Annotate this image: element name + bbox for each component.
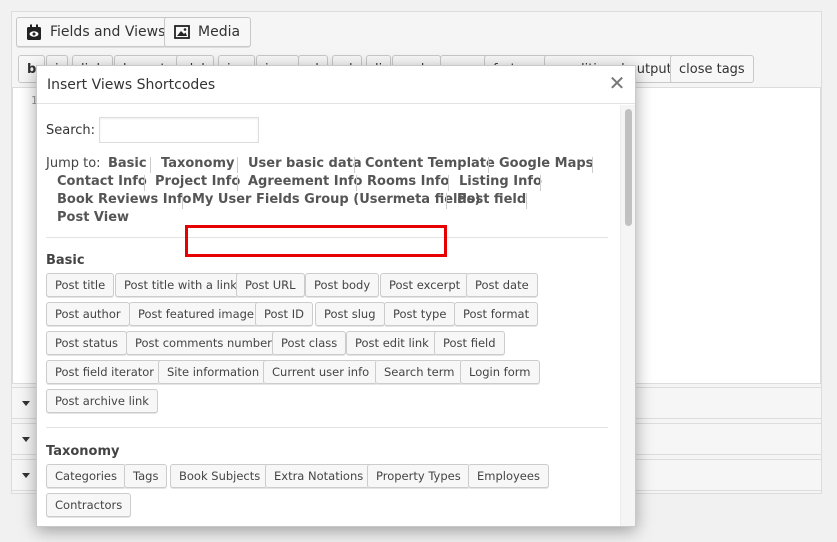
jump-link-listing-info[interactable]: Listing Info (459, 174, 542, 189)
jump-separator (354, 157, 355, 173)
shortcode-button[interactable]: Search term (375, 360, 464, 384)
jump-link-book-reviews-info[interactable]: Book Reviews Info (57, 192, 191, 207)
media-label: Media (198, 24, 241, 40)
collapse-arrow-icon[interactable] (22, 401, 30, 406)
shortcode-button[interactable]: Site information (158, 360, 269, 384)
shortcode-button[interactable]: Post slug (315, 302, 385, 326)
jump-link-taxonomy[interactable]: Taxonomy (161, 156, 235, 171)
jump-link-rooms-info[interactable]: Rooms Info (367, 174, 449, 189)
jump-separator (592, 157, 593, 173)
dialog-title: Insert Views Shortcodes (47, 77, 216, 93)
shortcode-button[interactable]: Post excerpt (380, 273, 470, 297)
shortcode-button[interactable]: Contractors (46, 493, 132, 517)
shortcode-button[interactable]: Extra Notations (265, 464, 373, 488)
jump-to-label: Jump to: (46, 156, 101, 171)
shortcode-button[interactable]: Tags (124, 464, 168, 488)
jump-link-post-field[interactable]: Post field (457, 192, 526, 207)
jump-separator (182, 193, 183, 209)
dialog-scrollbar[interactable] (620, 105, 635, 526)
section-title-taxonomy: Taxonomy (46, 444, 120, 459)
shortcode-button[interactable]: Post archive link (46, 389, 158, 413)
jump-separator (150, 157, 151, 173)
jump-separator (356, 175, 357, 191)
close-tags-button[interactable]: close tags (670, 55, 754, 83)
shortcode-button[interactable]: Post featured image (129, 302, 264, 326)
shortcode-button[interactable]: Post type (384, 302, 456, 326)
jump-link-project-info[interactable]: Project Info (155, 174, 240, 189)
jump-link-agreement-info[interactable]: Agreement Info (248, 174, 362, 189)
shortcode-button[interactable]: Post field (434, 331, 505, 355)
close-icon[interactable]: ✕ (607, 73, 627, 93)
scrollbar-thumb[interactable] (625, 109, 632, 226)
jump-separator (144, 175, 145, 191)
add-media-button[interactable]: Media (164, 17, 252, 47)
shortcode-button[interactable]: Post class (272, 331, 347, 355)
shortcode-button[interactable]: Post field iterator (46, 360, 164, 384)
shortcode-button[interactable]: Post edit link (346, 331, 438, 355)
shortcode-button[interactable]: Post status (46, 331, 128, 355)
shortcode-button[interactable]: Post title with a link (115, 273, 246, 297)
search-input[interactable] (99, 117, 260, 143)
jump-separator (540, 175, 541, 191)
fields-and-views-button[interactable]: Fields and Views (16, 17, 177, 47)
shortcode-button[interactable]: Post date (466, 273, 538, 297)
jump-link-contact-info[interactable]: Contact Info (57, 174, 147, 189)
media-icon (174, 25, 190, 39)
shortcode-button[interactable]: Book Subjects (170, 464, 270, 488)
shortcode-button[interactable]: Categories (46, 464, 126, 488)
search-label: Search: (46, 122, 96, 138)
shortcode-button[interactable]: Current user info (263, 360, 379, 384)
jump-link-google-maps[interactable]: Google Maps (499, 156, 593, 171)
jump-separator (237, 157, 238, 173)
jump-separator (446, 193, 447, 209)
dialog-body: Search: Jump to: Basic Taxonomy User bas… (37, 105, 622, 526)
shortcode-button[interactable]: Post author (46, 302, 130, 326)
shortcode-button[interactable]: Post ID (255, 302, 313, 326)
jump-link-my-user-fields-group[interactable]: My User Fields Group (Usermeta fields) (192, 192, 481, 207)
highlight-annotation (185, 225, 447, 257)
shortcode-button[interactable]: Employees (468, 464, 549, 488)
jump-separator (448, 175, 449, 191)
jump-separator (526, 193, 527, 209)
shortcode-button[interactable]: Property Types (367, 464, 470, 488)
section-divider (46, 427, 608, 428)
shortcode-button[interactable]: Post comments number (126, 331, 281, 355)
jump-link-basic[interactable]: Basic (108, 156, 147, 171)
search-row: Search: (46, 117, 260, 143)
fields-and-views-label: Fields and Views (50, 24, 166, 40)
shortcode-button[interactable]: Post body (305, 273, 380, 297)
collapse-arrow-icon[interactable] (22, 437, 30, 442)
jump-separator (488, 157, 489, 173)
shortcode-button[interactable]: Post format (454, 302, 539, 326)
jump-link-content-template[interactable]: Content Template (365, 156, 495, 171)
fields-views-icon (26, 24, 42, 41)
shortcode-button[interactable]: Login form (460, 360, 540, 384)
insert-views-shortcodes-dialog: Insert Views Shortcodes ✕ Search: Jump t… (36, 65, 636, 527)
section-title-basic: Basic (46, 253, 85, 268)
dialog-header: Insert Views Shortcodes ✕ (37, 66, 635, 104)
shortcode-button[interactable]: Post URL (236, 273, 305, 297)
collapse-arrow-icon[interactable] (22, 473, 30, 478)
jump-link-user-basic-data[interactable]: User basic data (248, 156, 362, 171)
shortcode-button[interactable]: Post title (46, 273, 115, 297)
jump-separator (237, 175, 238, 191)
jump-link-post-view[interactable]: Post View (57, 210, 129, 225)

- **What the exercise asks**
Can you reproduce all of the lines above word for word, leaving out the pictures?

- **Answer for this exercise**
Annotate this image: element name + bbox for each component.
jump-link-listing-info[interactable]: Listing Info (459, 174, 542, 189)
jump-separator (354, 157, 355, 173)
shortcode-button[interactable]: Search term (375, 360, 464, 384)
jump-link-book-reviews-info[interactable]: Book Reviews Info (57, 192, 191, 207)
media-label: Media (198, 24, 241, 40)
collapse-arrow-icon[interactable] (22, 401, 30, 406)
shortcode-button[interactable]: Site information (158, 360, 269, 384)
shortcode-button[interactable]: Post slug (315, 302, 385, 326)
jump-link-taxonomy[interactable]: Taxonomy (161, 156, 235, 171)
jump-link-rooms-info[interactable]: Rooms Info (367, 174, 449, 189)
jump-separator (592, 157, 593, 173)
dialog-title: Insert Views Shortcodes (47, 77, 216, 93)
shortcode-button[interactable]: Post excerpt (380, 273, 470, 297)
shortcode-button[interactable]: Contractors (46, 493, 132, 517)
shortcode-button[interactable]: Extra Notations (265, 464, 373, 488)
jump-to-label: Jump to: (46, 156, 101, 171)
shortcode-button[interactable]: Tags (124, 464, 168, 488)
jump-link-post-field[interactable]: Post field (457, 192, 526, 207)
jump-separator (182, 193, 183, 209)
dialog-scrollbar[interactable] (620, 105, 635, 526)
section-title-taxonomy: Taxonomy (46, 444, 120, 459)
shortcode-button[interactable]: Post archive link (46, 389, 158, 413)
jump-separator (150, 157, 151, 173)
jump-separator (356, 175, 357, 191)
close-tags-button[interactable]: close tags (670, 55, 754, 83)
shortcode-button[interactable]: Post featured image (129, 302, 264, 326)
shortcode-button[interactable]: Post type (384, 302, 456, 326)
jump-link-project-info[interactable]: Project Info (155, 174, 240, 189)
jump-link-agreement-info[interactable]: Agreement Info (248, 174, 362, 189)
shortcode-button[interactable]: Post field (434, 331, 505, 355)
close-icon[interactable]: ✕ (607, 73, 627, 93)
scrollbar-thumb[interactable] (625, 109, 632, 226)
jump-separator (144, 175, 145, 191)
add-media-button[interactable]: Media (164, 17, 252, 47)
shortcode-button[interactable]: Post class (272, 331, 347, 355)
shortcode-button[interactable]: Post field iterator (46, 360, 164, 384)
shortcode-button[interactable]: Post edit link (346, 331, 438, 355)
shortcode-button[interactable]: Post status (46, 331, 128, 355)
shortcode-button[interactable]: Post title with a link (115, 273, 246, 297)
search-input[interactable] (99, 117, 260, 143)
jump-separator (540, 175, 541, 191)
fields-and-views-button[interactable]: Fields and Views (16, 17, 177, 47)
shortcode-button[interactable]: Post date (466, 273, 538, 297)
jump-link-contact-info[interactable]: Contact Info (57, 174, 147, 189)
media-icon (174, 25, 190, 39)
shortcode-button[interactable]: Book Subjects (170, 464, 270, 488)
shortcode-button[interactable]: Categories (46, 464, 126, 488)
search-label: Search: (46, 122, 96, 138)
shortcode-button[interactable]: Current user info (263, 360, 379, 384)
jump-link-google-maps[interactable]: Google Maps (499, 156, 593, 171)
jump-separator (237, 157, 238, 173)
jump-separator (446, 193, 447, 209)
dialog-body: Search: Jump to: Basic Taxonomy User bas… (37, 105, 622, 526)
shortcode-button[interactable]: Post author (46, 302, 130, 326)
shortcode-button[interactable]: Post ID (255, 302, 313, 326)
jump-link-my-user-fields-group[interactable]: My User Fields Group (Usermeta fields) (192, 192, 481, 207)
highlight-annotation (185, 225, 447, 257)
shortcode-button[interactable]: Employees (468, 464, 549, 488)
jump-separator (448, 175, 449, 191)
jump-separator (526, 193, 527, 209)
shortcode-button[interactable]: Property Types (367, 464, 470, 488)
section-divider (46, 427, 608, 428)
shortcode-button[interactable]: Post comments number (126, 331, 281, 355)
jump-link-basic[interactable]: Basic (108, 156, 147, 171)
search-row: Search: (46, 117, 260, 143)
fields-and-views-label: Fields and Views (50, 24, 166, 40)
shortcode-button[interactable]: Post body (305, 273, 380, 297)
collapse-arrow-icon[interactable] (22, 437, 30, 442)
jump-separator (488, 157, 489, 173)
shortcode-button[interactable]: Post format (454, 302, 539, 326)
jump-link-content-template[interactable]: Content Template (365, 156, 495, 171)
fields-views-icon (26, 24, 42, 41)
shortcode-button[interactable]: Login form (460, 360, 540, 384)
insert-views-shortcodes-dialog: Insert Views Shortcodes ✕ Search: Jump t… (36, 65, 636, 527)
section-title-basic: Basic (46, 253, 85, 268)
dialog-header: Insert Views Shortcodes ✕ (37, 66, 635, 104)
shortcode-button[interactable]: Post URL (236, 273, 305, 297)
collapse-arrow-icon[interactable] (22, 473, 30, 478)
jump-link-user-basic-data[interactable]: User basic data (248, 156, 362, 171)
shortcode-button[interactable]: Post title (46, 273, 115, 297)
jump-separator (237, 175, 238, 191)
jump-link-post-view[interactable]: Post View (57, 210, 129, 225)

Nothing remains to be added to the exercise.